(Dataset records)
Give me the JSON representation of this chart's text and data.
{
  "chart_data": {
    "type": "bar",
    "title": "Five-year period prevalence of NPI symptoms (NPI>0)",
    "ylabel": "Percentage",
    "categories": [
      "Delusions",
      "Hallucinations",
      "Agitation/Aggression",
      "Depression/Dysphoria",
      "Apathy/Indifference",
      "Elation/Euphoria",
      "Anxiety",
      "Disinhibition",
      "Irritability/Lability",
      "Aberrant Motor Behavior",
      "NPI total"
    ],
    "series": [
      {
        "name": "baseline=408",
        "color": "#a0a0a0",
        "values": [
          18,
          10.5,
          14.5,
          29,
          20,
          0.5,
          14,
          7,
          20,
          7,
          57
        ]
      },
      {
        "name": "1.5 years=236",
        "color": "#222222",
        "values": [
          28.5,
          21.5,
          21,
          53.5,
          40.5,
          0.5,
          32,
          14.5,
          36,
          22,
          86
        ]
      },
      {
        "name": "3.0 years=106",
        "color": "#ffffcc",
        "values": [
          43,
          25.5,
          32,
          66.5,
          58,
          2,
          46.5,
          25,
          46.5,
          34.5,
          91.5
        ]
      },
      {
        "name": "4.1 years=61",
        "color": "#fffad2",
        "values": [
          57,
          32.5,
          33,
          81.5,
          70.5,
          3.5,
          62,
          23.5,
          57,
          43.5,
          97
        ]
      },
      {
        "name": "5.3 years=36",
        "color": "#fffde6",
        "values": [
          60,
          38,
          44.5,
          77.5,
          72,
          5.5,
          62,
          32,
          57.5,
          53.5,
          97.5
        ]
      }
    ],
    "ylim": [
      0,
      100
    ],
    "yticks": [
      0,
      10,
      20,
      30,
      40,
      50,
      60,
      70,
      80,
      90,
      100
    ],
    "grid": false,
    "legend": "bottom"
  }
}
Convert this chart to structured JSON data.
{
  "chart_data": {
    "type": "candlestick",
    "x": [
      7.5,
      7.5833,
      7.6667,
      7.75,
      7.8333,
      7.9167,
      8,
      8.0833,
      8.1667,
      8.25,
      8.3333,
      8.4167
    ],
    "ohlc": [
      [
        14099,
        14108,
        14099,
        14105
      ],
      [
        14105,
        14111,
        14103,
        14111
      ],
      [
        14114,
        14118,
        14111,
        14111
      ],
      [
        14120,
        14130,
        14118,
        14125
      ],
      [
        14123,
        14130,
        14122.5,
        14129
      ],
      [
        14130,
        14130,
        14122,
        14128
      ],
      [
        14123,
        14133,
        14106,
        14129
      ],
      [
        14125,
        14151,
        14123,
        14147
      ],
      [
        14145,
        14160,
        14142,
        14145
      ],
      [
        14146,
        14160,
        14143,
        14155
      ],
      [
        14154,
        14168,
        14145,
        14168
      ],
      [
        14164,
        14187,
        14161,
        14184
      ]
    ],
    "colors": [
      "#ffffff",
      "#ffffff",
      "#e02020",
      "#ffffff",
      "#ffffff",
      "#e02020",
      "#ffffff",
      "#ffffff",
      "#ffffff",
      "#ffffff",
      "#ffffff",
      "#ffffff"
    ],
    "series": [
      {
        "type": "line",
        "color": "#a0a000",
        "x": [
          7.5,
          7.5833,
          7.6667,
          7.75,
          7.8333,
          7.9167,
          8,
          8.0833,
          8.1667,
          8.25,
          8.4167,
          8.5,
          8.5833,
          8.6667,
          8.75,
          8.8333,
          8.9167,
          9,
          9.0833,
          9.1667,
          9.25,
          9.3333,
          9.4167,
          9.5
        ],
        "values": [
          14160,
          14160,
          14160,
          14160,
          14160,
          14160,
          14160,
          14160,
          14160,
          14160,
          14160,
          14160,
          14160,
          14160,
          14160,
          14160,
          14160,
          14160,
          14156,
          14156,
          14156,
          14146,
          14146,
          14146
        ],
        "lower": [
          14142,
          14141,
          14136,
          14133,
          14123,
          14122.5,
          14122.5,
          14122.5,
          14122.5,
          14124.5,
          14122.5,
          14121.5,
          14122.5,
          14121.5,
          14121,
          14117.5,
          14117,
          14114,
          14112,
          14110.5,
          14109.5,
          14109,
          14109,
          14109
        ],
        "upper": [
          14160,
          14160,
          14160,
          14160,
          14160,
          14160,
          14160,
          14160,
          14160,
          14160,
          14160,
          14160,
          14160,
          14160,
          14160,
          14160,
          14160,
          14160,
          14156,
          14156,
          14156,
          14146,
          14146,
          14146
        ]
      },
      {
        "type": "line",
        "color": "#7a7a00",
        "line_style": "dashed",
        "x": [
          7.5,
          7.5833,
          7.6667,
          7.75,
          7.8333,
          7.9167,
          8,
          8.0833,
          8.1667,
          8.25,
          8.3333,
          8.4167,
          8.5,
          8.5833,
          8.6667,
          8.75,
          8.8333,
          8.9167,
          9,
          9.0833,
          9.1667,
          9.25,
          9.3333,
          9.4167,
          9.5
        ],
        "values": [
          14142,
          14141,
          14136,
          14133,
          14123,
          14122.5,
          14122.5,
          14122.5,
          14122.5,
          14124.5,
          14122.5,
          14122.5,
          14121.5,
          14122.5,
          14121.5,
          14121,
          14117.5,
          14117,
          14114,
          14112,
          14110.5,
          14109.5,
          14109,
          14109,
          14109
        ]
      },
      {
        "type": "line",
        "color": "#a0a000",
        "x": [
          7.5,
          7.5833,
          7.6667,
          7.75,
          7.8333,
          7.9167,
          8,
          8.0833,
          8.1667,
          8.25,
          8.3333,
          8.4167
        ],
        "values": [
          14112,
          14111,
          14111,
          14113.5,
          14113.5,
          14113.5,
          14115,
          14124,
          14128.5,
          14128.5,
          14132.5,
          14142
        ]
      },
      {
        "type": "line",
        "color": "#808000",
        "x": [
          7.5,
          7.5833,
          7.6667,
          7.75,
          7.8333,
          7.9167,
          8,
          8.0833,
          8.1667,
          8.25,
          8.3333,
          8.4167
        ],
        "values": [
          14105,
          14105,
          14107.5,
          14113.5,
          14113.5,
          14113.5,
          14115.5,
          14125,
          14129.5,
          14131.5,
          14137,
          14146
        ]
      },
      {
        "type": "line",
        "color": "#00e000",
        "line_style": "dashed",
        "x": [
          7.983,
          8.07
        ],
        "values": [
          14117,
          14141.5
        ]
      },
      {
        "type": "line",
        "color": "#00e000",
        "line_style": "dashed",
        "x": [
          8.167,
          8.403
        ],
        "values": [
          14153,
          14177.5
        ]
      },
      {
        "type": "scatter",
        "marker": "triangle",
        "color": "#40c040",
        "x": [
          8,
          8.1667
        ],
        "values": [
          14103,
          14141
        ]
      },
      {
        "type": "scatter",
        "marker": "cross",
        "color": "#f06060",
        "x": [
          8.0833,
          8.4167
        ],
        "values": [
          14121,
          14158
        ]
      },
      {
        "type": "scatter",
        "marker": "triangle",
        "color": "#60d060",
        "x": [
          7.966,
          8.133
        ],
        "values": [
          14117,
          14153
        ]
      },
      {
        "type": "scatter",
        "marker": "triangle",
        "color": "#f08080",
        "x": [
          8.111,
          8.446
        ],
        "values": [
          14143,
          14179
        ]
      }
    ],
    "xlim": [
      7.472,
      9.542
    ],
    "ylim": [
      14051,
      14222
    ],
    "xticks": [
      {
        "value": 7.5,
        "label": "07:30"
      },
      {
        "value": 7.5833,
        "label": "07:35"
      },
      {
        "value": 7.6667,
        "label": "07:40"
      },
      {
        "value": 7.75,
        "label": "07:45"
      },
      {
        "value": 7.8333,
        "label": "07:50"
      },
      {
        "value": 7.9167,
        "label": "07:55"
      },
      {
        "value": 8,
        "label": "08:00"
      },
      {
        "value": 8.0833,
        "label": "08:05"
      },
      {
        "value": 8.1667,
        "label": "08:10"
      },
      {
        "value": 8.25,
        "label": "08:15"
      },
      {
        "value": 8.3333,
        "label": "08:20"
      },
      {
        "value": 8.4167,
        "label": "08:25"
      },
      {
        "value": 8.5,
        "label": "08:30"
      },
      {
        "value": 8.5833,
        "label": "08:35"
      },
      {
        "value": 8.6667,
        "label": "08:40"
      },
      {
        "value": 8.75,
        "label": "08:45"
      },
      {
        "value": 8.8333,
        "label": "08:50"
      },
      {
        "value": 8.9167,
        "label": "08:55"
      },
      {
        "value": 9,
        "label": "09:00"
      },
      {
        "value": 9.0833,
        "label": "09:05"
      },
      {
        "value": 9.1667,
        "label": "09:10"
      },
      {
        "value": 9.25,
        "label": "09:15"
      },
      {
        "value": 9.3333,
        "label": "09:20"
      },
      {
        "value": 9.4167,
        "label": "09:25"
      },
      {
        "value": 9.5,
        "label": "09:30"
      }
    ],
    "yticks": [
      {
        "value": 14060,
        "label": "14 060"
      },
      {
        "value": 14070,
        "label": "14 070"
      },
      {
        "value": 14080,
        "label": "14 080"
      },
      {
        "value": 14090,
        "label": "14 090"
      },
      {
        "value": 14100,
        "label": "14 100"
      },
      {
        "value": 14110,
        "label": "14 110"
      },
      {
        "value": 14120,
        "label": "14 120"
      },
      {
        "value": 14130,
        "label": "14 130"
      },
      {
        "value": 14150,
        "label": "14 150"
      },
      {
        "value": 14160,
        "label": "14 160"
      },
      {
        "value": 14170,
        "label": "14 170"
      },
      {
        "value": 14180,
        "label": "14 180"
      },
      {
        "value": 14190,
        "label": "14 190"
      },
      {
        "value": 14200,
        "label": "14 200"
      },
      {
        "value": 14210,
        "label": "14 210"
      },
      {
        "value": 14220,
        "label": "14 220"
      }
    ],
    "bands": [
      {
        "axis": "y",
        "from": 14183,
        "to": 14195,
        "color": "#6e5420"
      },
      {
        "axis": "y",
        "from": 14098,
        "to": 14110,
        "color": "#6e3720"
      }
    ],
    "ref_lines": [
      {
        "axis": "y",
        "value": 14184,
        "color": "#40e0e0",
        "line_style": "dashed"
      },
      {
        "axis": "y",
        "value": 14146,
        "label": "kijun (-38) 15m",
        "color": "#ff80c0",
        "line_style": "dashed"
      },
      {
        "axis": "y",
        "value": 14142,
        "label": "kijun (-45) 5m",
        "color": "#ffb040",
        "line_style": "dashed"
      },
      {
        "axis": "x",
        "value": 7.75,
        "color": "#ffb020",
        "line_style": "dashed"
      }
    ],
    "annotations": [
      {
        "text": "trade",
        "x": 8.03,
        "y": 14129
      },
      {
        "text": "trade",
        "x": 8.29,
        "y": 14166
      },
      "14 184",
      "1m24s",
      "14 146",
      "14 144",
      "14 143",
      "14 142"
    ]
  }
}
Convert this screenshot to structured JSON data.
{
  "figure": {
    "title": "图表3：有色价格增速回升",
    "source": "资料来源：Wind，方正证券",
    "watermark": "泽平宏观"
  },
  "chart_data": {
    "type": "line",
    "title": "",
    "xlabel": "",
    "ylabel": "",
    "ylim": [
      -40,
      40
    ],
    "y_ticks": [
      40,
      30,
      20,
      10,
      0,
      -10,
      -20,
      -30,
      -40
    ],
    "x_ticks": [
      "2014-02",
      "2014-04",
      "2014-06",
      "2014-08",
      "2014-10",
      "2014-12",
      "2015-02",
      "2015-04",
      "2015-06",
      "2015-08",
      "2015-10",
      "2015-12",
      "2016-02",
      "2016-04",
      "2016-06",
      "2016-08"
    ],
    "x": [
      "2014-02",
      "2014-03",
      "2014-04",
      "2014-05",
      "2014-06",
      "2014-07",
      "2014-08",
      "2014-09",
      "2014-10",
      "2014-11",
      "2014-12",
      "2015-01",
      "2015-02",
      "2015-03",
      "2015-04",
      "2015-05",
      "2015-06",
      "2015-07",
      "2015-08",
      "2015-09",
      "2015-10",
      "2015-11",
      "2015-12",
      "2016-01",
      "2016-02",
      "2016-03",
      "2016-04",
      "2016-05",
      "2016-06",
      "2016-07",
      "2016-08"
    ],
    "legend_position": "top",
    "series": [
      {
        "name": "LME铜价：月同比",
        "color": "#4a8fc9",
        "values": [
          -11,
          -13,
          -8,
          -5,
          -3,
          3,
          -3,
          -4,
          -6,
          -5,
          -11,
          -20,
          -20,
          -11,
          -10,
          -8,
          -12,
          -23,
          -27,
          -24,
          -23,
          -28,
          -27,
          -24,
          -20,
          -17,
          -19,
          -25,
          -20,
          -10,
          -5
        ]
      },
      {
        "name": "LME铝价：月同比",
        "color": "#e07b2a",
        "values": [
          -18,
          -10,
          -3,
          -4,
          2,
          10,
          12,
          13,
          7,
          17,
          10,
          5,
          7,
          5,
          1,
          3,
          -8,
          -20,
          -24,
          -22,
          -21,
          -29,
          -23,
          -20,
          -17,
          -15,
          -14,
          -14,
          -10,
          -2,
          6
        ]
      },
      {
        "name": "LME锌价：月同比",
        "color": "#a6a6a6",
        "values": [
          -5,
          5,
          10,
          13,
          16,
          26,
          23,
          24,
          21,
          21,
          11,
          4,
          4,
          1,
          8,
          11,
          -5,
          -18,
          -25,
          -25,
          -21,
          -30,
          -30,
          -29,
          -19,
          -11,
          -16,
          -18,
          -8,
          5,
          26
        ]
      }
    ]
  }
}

SET EXERCISE
Write out each line of the data that holds the string "structured".

PROBLEM SOLUTION
Convert this chart to structured JSON data.
Convert this screenshot to structured JSON data.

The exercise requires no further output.